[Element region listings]
»»
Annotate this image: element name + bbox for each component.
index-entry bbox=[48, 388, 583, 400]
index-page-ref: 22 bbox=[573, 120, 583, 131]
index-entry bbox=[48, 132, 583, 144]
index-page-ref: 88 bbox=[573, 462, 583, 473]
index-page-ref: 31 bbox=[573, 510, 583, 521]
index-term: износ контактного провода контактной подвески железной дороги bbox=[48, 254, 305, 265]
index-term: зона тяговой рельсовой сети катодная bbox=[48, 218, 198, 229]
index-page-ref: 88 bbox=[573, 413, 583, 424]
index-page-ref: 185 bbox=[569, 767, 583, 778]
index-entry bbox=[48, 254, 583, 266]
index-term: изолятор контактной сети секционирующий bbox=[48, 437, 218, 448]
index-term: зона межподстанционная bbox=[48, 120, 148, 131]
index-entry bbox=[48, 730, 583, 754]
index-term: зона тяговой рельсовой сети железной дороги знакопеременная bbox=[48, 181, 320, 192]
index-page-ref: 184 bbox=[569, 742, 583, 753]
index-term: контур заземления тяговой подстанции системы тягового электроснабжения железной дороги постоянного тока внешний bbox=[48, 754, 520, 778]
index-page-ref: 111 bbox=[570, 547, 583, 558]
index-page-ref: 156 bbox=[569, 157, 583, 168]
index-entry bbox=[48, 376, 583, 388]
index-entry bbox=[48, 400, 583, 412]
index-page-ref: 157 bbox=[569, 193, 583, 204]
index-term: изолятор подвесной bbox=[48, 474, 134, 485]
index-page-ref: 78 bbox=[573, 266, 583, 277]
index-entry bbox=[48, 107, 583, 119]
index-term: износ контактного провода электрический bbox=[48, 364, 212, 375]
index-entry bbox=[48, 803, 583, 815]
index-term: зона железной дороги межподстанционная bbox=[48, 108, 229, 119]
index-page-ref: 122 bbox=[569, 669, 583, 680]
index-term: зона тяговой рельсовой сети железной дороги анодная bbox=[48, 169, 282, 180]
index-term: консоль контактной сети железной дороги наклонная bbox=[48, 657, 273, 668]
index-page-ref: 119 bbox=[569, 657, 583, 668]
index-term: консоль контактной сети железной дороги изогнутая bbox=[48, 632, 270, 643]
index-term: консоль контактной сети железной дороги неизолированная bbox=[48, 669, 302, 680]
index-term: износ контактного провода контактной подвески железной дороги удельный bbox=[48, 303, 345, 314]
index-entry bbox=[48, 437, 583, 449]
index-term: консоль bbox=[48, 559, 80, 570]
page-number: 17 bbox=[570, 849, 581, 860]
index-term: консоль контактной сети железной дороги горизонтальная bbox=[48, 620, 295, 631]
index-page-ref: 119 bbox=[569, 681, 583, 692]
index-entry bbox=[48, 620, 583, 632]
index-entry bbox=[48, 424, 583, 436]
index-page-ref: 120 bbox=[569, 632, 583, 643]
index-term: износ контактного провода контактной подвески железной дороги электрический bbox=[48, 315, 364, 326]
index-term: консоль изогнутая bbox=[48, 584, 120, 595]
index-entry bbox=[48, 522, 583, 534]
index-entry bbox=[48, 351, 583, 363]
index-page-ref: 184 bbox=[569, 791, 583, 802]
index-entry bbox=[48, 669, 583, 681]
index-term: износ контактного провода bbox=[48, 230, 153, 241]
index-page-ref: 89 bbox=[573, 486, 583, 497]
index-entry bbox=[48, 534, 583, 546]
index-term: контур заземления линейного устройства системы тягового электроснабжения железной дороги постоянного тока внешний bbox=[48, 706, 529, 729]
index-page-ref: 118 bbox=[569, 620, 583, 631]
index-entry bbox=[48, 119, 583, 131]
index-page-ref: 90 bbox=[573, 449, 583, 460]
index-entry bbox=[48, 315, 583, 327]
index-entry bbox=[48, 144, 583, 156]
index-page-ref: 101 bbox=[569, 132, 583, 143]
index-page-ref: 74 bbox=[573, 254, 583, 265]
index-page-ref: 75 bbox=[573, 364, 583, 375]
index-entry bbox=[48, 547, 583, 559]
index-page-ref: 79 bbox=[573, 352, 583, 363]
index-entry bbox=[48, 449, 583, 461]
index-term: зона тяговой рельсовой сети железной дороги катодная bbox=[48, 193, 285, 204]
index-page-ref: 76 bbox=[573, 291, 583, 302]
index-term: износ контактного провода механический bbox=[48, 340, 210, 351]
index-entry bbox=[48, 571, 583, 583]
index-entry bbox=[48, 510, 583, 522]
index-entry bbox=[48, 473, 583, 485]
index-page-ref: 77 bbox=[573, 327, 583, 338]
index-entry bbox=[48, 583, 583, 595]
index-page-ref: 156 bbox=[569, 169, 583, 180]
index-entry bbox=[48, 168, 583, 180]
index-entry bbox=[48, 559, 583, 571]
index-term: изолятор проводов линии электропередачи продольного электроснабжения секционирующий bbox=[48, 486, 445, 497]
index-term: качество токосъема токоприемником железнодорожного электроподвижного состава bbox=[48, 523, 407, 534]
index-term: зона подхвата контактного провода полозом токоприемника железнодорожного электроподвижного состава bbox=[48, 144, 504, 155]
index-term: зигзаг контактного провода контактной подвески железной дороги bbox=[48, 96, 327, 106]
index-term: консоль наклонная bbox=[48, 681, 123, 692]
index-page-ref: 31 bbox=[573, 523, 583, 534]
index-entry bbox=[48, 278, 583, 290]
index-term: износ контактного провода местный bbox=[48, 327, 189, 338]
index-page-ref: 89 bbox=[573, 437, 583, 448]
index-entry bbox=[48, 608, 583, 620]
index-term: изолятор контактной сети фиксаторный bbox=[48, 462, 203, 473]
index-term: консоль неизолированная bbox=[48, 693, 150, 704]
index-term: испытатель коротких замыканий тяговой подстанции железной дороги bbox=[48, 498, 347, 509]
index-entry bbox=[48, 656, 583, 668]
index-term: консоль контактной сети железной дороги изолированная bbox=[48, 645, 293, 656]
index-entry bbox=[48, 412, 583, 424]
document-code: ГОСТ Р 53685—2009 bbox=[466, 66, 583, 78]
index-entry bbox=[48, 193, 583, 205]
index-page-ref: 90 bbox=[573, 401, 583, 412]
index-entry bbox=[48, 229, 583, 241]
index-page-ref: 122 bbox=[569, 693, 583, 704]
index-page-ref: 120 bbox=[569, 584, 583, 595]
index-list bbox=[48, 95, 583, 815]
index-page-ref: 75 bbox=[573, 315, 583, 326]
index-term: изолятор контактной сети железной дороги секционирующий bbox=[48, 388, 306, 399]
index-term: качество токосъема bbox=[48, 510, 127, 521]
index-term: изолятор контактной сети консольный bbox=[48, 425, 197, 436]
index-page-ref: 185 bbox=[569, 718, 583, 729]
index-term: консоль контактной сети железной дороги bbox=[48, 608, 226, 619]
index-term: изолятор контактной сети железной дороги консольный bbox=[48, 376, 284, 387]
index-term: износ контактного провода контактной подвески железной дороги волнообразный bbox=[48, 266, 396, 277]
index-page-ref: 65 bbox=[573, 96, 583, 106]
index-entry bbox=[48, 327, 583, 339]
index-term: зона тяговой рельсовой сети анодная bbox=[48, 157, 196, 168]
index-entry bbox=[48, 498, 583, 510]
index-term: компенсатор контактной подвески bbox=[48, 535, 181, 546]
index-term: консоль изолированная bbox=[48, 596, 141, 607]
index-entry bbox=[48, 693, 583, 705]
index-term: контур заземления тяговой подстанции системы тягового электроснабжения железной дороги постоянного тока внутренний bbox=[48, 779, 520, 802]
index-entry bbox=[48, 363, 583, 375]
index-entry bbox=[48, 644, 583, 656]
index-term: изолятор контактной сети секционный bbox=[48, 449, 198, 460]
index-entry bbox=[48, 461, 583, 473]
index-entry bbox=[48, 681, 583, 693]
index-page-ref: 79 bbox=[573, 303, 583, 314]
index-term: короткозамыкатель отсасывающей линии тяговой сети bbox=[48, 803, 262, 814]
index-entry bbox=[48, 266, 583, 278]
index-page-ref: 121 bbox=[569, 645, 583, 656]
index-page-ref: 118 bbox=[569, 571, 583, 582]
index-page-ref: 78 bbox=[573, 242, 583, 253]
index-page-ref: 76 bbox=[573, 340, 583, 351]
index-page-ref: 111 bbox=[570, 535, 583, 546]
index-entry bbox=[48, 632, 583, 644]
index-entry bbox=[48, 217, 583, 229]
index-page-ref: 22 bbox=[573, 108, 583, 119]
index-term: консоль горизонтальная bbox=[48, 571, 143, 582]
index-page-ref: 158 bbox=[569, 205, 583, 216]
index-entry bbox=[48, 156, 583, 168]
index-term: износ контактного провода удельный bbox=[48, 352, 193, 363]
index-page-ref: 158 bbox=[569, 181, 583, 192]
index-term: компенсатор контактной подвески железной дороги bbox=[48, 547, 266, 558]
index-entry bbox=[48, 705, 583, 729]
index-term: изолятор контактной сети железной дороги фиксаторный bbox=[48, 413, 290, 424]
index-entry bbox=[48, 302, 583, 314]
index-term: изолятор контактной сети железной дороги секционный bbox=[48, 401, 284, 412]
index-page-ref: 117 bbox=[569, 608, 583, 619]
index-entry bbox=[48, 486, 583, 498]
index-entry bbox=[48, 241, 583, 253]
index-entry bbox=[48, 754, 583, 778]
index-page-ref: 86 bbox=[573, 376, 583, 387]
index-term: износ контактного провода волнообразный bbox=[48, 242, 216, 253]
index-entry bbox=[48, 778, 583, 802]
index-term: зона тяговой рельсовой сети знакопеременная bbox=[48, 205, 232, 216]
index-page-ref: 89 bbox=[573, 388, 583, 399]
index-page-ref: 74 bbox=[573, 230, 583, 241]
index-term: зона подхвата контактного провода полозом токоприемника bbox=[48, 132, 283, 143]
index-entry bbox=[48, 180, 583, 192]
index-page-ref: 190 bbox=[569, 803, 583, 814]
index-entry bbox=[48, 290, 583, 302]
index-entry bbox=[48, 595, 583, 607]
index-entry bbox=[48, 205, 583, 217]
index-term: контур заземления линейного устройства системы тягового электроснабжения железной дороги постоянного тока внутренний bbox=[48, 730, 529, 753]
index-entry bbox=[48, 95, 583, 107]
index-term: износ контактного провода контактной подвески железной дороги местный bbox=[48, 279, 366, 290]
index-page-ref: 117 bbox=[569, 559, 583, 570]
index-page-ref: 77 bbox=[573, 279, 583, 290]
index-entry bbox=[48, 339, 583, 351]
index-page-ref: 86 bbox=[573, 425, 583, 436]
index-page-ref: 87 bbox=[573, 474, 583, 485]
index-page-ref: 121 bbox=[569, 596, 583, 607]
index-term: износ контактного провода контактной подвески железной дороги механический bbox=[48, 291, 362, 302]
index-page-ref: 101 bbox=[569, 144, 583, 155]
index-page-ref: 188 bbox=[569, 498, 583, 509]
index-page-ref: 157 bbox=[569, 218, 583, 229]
««
*WHAT THIS TASK INVOLVES*.
Reproduce the material without changes, from its first line up to and including the line that contains "index-entry bbox=[48, 254, 583, 266]".

*FULL SOLUTION*.
Annotate this image: element name + bbox for each component.
index-entry bbox=[48, 388, 583, 400]
index-page-ref: 22 bbox=[573, 120, 583, 131]
index-entry bbox=[48, 132, 583, 144]
index-page-ref: 88 bbox=[573, 462, 583, 473]
index-page-ref: 31 bbox=[573, 510, 583, 521]
index-term: износ контактного провода контактной подвески железной дороги bbox=[48, 254, 305, 265]
index-term: зона тяговой рельсовой сети катодная bbox=[48, 218, 198, 229]
index-page-ref: 88 bbox=[573, 413, 583, 424]
index-page-ref: 185 bbox=[569, 767, 583, 778]
index-entry bbox=[48, 254, 583, 266]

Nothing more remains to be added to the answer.